**Directions for this task**
Every line of the material that follows must be printed again exactly.

--- Start Material provided ---

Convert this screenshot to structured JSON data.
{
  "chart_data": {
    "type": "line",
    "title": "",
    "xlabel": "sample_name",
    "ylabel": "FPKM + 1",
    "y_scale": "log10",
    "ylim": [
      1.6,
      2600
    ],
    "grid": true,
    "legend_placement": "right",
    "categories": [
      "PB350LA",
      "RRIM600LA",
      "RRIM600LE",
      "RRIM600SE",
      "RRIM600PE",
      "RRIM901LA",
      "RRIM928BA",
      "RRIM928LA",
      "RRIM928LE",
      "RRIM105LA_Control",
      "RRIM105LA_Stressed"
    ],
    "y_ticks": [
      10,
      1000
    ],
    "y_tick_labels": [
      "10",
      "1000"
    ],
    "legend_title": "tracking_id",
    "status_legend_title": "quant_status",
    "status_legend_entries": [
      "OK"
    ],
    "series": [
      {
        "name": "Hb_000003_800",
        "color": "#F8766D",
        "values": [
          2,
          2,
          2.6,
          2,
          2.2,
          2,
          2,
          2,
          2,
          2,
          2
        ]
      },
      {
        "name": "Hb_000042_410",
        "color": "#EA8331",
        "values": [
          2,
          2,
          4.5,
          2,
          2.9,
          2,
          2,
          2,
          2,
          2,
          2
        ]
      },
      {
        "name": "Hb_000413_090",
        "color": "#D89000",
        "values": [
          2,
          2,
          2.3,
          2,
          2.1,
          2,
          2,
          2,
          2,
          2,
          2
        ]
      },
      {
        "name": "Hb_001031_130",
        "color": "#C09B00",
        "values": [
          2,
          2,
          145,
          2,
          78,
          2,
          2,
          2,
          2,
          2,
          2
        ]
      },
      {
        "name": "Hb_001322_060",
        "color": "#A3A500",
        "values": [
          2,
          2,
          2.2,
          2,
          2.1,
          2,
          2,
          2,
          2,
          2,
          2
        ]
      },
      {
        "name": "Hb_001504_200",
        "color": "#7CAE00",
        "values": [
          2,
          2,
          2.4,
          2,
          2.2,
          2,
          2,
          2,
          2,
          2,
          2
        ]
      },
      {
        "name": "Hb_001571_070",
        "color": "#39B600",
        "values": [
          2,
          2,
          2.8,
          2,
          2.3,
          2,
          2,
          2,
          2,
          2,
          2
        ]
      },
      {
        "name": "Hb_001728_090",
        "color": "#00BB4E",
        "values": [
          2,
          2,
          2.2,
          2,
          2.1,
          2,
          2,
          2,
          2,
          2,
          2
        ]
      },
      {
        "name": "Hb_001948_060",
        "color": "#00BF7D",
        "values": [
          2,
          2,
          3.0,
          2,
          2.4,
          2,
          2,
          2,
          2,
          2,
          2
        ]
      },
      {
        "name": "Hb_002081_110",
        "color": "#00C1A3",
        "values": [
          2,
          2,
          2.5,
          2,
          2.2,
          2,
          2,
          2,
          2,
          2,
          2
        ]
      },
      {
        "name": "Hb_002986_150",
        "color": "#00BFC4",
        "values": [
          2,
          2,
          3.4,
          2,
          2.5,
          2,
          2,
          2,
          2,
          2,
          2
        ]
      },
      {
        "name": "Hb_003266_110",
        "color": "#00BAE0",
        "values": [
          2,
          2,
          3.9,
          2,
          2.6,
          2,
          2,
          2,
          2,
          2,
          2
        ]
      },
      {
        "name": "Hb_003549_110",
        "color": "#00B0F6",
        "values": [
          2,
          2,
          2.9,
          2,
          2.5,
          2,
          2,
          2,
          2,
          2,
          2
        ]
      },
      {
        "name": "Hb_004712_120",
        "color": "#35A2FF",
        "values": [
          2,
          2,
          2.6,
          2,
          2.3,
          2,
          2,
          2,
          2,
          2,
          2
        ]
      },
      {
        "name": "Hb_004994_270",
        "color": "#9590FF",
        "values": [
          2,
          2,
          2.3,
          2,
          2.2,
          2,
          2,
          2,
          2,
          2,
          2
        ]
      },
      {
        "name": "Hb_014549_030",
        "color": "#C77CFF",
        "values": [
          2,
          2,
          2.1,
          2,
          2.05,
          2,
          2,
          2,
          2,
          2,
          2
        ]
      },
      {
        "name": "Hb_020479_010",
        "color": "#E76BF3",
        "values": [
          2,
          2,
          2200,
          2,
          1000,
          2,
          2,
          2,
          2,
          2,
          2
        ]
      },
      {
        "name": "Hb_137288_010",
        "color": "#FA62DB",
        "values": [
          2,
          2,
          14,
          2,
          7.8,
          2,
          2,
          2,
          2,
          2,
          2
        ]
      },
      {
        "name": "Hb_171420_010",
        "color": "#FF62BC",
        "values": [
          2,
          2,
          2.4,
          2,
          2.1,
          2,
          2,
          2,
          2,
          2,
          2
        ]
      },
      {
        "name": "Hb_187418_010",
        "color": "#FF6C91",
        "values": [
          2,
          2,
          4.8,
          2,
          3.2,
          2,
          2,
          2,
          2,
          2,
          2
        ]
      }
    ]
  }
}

--- End Material provided ---

**Response to this exercise**
Convert this screenshot to structured JSON data.
{
  "chart_data": {
    "type": "line",
    "title": "",
    "xlabel": "sample_name",
    "ylabel": "FPKM + 1",
    "y_scale": "log10",
    "ylim": [
      1.6,
      2600
    ],
    "grid": true,
    "legend_placement": "right",
    "categories": [
      "PB350LA",
      "RRIM600LA",
      "RRIM600LE",
      "RRIM600SE",
      "RRIM600PE",
      "RRIM901LA",
      "RRIM928BA",
      "RRIM928LA",
      "RRIM928LE",
      "RRIM105LA_Control",
      "RRIM105LA_Stressed"
    ],
    "y_ticks": [
      10,
      1000
    ],
    "y_tick_labels": [
      "10",
      "1000"
    ],
    "legend_title": "tracking_id",
    "status_legend_title": "quant_status",
    "status_legend_entries": [
      "OK"
    ],
    "series": [
      {
        "name": "Hb_000003_800",
        "color": "#F8766D",
        "values": [
          2,
          2,
          2.6,
          2,
          2.2,
          2,
          2,
          2,
          2,
          2,
          2
        ]
      },
      {
        "name": "Hb_000042_410",
        "color": "#EA8331",
        "values": [
          2,
          2,
          4.5,
          2,
          2.9,
          2,
          2,
          2,
          2,
          2,
          2
        ]
      },
      {
        "name": "Hb_000413_090",
        "color": "#D89000",
        "values": [
          2,
          2,
          2.3,
          2,
          2.1,
          2,
          2,
          2,
          2,
          2,
          2
        ]
      },
      {
        "name": "Hb_001031_130",
        "color": "#C09B00",
        "values": [
          2,
          2,
          145,
          2,
          78,
          2,
          2,
          2,
          2,
          2,
          2
        ]
      },
      {
        "name": "Hb_001322_060",
        "color": "#A3A500",
        "values": [
          2,
          2,
          2.2,
          2,
          2.1,
          2,
          2,
          2,
          2,
          2,
          2
        ]
      },
      {
        "name": "Hb_001504_200",
        "color": "#7CAE00",
        "values": [
          2,
          2,
          2.4,
          2,
          2.2,
          2,
          2,
          2,
          2,
          2,
          2
        ]
      },
      {
        "name": "Hb_001571_070",
        "color": "#39B600",
        "values": [
          2,
          2,
          2.8,
          2,
          2.3,
          2,
          2,
          2,
          2,
          2,
          2
        ]
      },
      {
        "name": "Hb_001728_090",
        "color": "#00BB4E",
        "values": [
          2,
          2,
          2.2,
          2,
          2.1,
          2,
          2,
          2,
          2,
          2,
          2
        ]
      },
      {
        "name": "Hb_001948_060",
        "color": "#00BF7D",
        "values": [
          2,
          2,
          3.0,
          2,
          2.4,
          2,
          2,
          2,
          2,
          2,
          2
        ]
      },
      {
        "name": "Hb_002081_110",
        "color": "#00C1A3",
        "values": [
          2,
          2,
          2.5,
          2,
          2.2,
          2,
          2,
          2,
          2,
          2,
          2
        ]
      },
      {
        "name": "Hb_002986_150",
        "color": "#00BFC4",
        "values": [
          2,
          2,
          3.4,
          2,
          2.5,
          2,
          2,
          2,
          2,
          2,
          2
        ]
      },
      {
        "name": "Hb_003266_110",
        "color": "#00BAE0",
        "values": [
          2,
          2,
          3.9,
          2,
          2.6,
          2,
          2,
          2,
          2,
          2,
          2
        ]
      },
      {
        "name": "Hb_003549_110",
        "color": "#00B0F6",
        "values": [
          2,
          2,
          2.9,
          2,
          2.5,
          2,
          2,
          2,
          2,
          2,
          2
        ]
      },
      {
        "name": "Hb_004712_120",
        "color": "#35A2FF",
        "values": [
          2,
          2,
          2.6,
          2,
          2.3,
          2,
          2,
          2,
          2,
          2,
          2
        ]
      },
      {
        "name": "Hb_004994_270",
        "color": "#9590FF",
        "values": [
          2,
          2,
          2.3,
          2,
          2.2,
          2,
          2,
          2,
          2,
          2,
          2
        ]
      },
      {
        "name": "Hb_014549_030",
        "color": "#C77CFF",
        "values": [
          2,
          2,
          2.1,
          2,
          2.05,
          2,
          2,
          2,
          2,
          2,
          2
        ]
      },
      {
        "name": "Hb_020479_010",
        "color": "#E76BF3",
        "values": [
          2,
          2,
          2200,
          2,
          1000,
          2,
          2,
          2,
          2,
          2,
          2
        ]
      },
      {
        "name": "Hb_137288_010",
        "color": "#FA62DB",
        "values": [
          2,
          2,
          14,
          2,
          7.8,
          2,
          2,
          2,
          2,
          2,
          2
        ]
      },
      {
        "name": "Hb_171420_010",
        "color": "#FF62BC",
        "values": [
          2,
          2,
          2.4,
          2,
          2.1,
          2,
          2,
          2,
          2,
          2,
          2
        ]
      },
      {
        "name": "Hb_187418_010",
        "color": "#FF6C91",
        "values": [
          2,
          2,
          4.8,
          2,
          3.2,
          2,
          2,
          2,
          2,
          2,
          2
        ]
      }
    ]
  }
}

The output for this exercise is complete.